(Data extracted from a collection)
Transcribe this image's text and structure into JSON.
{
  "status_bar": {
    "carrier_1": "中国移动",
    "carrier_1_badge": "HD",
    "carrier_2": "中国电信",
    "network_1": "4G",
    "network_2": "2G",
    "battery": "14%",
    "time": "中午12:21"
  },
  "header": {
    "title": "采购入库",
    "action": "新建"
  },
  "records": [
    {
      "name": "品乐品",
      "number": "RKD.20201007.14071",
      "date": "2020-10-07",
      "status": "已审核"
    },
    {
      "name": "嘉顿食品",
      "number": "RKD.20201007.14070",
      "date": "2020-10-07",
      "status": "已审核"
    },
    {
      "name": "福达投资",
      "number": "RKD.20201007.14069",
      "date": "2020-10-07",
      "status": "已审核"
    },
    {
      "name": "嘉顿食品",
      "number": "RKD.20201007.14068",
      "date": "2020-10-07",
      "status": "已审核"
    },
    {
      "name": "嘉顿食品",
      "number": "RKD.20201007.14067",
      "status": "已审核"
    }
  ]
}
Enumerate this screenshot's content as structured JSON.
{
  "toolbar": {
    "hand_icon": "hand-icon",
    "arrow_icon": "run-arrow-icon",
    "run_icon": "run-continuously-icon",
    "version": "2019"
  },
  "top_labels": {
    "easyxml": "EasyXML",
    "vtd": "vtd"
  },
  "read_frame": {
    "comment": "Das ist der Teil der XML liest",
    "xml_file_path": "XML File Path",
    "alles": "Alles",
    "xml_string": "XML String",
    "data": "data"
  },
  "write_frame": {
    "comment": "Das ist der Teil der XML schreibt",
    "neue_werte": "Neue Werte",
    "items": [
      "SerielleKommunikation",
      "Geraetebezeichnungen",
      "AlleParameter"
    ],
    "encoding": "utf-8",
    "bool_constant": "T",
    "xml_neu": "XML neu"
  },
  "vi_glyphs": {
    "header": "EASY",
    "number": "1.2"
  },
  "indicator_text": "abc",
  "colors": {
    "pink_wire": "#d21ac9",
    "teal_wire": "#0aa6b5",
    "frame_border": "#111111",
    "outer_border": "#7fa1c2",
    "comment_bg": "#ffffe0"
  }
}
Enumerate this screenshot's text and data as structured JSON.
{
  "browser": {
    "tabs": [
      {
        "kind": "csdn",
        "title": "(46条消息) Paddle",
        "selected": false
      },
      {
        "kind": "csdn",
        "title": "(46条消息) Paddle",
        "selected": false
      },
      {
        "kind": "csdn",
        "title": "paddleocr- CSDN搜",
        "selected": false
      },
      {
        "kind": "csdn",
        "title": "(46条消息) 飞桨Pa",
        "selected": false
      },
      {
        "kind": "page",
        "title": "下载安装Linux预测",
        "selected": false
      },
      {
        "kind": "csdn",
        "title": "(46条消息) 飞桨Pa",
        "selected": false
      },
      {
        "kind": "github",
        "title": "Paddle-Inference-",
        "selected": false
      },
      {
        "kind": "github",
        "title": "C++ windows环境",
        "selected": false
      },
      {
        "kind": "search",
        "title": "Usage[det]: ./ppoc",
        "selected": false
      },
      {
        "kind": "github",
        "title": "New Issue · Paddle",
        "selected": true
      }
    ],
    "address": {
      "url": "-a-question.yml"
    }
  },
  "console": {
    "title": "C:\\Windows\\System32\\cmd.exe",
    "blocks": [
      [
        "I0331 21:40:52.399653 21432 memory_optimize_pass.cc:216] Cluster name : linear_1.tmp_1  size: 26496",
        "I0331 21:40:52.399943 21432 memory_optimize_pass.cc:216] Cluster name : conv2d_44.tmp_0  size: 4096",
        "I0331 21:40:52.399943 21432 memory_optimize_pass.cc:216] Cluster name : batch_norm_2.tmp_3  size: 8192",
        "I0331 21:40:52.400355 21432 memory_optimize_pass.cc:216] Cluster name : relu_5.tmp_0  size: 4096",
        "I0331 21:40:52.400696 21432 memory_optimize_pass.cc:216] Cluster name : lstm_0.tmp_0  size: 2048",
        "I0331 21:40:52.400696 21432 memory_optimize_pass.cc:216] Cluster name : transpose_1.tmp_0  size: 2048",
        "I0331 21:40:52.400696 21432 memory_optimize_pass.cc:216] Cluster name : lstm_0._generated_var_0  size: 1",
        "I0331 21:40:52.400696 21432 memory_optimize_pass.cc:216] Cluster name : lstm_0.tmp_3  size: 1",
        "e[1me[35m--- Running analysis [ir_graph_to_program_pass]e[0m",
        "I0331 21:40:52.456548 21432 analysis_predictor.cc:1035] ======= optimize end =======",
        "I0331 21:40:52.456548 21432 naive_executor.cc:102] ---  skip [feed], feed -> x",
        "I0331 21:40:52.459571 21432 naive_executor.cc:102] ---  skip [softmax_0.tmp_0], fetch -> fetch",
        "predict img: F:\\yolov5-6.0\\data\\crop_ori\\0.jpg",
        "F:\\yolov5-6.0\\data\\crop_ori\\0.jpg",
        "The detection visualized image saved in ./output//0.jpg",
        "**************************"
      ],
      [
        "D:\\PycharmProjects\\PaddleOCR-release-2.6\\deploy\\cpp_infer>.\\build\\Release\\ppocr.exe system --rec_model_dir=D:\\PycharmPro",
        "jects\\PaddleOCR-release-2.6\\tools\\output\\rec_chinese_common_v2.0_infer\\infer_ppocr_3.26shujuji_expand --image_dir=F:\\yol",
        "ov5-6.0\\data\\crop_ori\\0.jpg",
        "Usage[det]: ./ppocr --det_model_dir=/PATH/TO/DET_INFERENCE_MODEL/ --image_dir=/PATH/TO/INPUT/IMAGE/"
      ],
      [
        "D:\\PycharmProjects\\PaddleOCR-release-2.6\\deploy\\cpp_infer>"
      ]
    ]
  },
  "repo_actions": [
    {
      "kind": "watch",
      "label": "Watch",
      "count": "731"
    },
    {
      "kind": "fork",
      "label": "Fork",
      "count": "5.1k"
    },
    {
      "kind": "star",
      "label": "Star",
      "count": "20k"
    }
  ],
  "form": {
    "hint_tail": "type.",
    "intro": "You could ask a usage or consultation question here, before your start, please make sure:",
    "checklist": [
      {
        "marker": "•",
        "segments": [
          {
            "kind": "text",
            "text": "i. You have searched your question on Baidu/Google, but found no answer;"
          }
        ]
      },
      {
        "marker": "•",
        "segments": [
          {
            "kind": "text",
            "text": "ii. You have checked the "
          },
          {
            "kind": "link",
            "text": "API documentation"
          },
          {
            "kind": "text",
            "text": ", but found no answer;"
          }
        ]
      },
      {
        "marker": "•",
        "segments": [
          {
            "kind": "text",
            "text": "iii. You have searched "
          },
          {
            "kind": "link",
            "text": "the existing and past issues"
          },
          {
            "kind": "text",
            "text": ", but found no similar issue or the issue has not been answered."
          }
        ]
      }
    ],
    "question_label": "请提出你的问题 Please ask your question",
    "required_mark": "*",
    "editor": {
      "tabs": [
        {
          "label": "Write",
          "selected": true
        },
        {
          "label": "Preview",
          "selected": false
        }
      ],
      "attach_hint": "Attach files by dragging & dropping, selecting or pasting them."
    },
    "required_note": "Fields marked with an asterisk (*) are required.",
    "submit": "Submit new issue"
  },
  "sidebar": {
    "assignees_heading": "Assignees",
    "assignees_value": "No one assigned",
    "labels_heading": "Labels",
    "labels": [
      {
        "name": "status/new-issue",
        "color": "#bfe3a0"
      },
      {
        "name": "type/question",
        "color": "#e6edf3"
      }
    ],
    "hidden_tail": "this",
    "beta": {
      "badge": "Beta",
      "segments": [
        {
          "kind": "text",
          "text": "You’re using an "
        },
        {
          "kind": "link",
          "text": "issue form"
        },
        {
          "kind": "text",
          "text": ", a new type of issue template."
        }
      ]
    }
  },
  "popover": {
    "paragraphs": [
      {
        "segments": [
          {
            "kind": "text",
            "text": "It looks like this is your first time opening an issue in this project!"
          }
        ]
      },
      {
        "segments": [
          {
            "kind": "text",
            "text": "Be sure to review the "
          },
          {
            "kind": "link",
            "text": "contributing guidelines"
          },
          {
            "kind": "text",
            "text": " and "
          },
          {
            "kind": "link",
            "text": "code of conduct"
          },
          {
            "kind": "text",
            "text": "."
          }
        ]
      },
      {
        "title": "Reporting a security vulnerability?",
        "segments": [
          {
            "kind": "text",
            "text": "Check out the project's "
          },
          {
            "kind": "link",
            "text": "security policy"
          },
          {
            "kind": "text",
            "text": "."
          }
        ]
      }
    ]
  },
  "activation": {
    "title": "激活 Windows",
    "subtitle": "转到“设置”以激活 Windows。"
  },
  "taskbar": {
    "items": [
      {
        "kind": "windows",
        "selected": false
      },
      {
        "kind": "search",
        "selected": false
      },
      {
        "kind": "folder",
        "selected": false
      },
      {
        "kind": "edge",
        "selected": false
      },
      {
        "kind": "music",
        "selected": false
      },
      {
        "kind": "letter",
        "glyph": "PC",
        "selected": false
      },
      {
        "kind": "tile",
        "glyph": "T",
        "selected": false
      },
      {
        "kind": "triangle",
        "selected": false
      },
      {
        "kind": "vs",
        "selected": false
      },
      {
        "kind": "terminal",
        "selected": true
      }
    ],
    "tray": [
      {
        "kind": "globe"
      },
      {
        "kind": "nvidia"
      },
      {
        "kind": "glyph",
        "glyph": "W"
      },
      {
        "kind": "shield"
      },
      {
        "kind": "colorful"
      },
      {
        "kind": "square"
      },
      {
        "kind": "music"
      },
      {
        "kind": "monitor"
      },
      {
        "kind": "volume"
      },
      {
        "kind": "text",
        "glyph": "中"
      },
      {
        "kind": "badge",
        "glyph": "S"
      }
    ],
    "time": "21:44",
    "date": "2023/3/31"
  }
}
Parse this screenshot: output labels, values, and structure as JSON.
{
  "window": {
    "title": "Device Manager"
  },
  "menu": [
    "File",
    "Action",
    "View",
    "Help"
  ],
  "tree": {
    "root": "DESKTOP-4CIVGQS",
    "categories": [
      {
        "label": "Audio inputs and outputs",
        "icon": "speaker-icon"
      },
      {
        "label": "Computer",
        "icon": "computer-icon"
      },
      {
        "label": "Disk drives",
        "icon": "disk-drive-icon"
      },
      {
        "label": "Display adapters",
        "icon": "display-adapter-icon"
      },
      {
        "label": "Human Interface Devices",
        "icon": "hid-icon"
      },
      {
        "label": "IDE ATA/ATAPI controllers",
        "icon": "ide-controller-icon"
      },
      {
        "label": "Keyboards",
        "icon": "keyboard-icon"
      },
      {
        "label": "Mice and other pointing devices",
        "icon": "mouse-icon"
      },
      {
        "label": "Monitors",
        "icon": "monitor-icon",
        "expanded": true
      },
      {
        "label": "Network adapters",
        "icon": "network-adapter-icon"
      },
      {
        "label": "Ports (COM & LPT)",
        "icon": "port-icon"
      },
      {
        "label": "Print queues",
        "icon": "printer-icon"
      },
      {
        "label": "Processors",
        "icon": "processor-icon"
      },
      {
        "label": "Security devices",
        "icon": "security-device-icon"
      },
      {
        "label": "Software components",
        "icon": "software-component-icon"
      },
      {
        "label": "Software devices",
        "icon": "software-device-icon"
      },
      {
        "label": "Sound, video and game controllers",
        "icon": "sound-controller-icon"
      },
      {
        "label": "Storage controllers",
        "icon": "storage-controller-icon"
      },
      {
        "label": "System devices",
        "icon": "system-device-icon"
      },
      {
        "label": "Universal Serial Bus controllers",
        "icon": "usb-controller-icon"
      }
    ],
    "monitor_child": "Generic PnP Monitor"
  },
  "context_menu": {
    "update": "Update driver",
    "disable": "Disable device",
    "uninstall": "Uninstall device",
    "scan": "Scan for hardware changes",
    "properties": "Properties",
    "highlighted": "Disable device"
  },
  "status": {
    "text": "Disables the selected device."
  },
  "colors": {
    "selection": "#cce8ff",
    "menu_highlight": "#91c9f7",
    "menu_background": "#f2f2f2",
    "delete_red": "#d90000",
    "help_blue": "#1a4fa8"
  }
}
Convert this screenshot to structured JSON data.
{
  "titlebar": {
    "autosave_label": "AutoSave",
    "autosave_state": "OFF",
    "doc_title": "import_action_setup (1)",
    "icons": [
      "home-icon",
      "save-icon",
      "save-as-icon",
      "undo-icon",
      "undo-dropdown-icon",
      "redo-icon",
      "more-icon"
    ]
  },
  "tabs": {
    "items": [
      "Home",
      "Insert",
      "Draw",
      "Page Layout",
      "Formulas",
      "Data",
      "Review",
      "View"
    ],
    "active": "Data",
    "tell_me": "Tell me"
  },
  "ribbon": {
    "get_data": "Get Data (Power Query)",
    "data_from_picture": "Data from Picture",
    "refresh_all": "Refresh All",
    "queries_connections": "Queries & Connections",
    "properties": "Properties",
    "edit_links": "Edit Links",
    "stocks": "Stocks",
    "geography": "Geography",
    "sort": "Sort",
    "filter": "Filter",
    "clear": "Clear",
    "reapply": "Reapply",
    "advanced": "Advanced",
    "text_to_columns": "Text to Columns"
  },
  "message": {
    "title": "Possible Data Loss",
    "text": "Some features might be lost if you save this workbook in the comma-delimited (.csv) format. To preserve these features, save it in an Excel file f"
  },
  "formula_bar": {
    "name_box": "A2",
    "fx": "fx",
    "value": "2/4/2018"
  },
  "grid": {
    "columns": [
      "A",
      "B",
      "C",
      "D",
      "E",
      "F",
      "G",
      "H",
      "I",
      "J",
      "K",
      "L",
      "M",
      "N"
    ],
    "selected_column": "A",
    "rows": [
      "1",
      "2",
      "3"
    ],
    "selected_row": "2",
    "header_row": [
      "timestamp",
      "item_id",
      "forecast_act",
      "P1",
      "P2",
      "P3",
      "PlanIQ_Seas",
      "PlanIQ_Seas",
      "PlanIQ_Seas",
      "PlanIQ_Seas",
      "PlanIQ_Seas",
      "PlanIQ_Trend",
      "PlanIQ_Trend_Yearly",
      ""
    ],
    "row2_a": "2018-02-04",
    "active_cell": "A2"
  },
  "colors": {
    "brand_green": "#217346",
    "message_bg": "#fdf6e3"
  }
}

__What is being asked__. Using the listing above, pull out all lines that hold the word "searched".

__Reply to the exercise__.
            "text": "i. You have searched your question on Baidu/Google, but found no answer;"
            "text": "iii. You have searched "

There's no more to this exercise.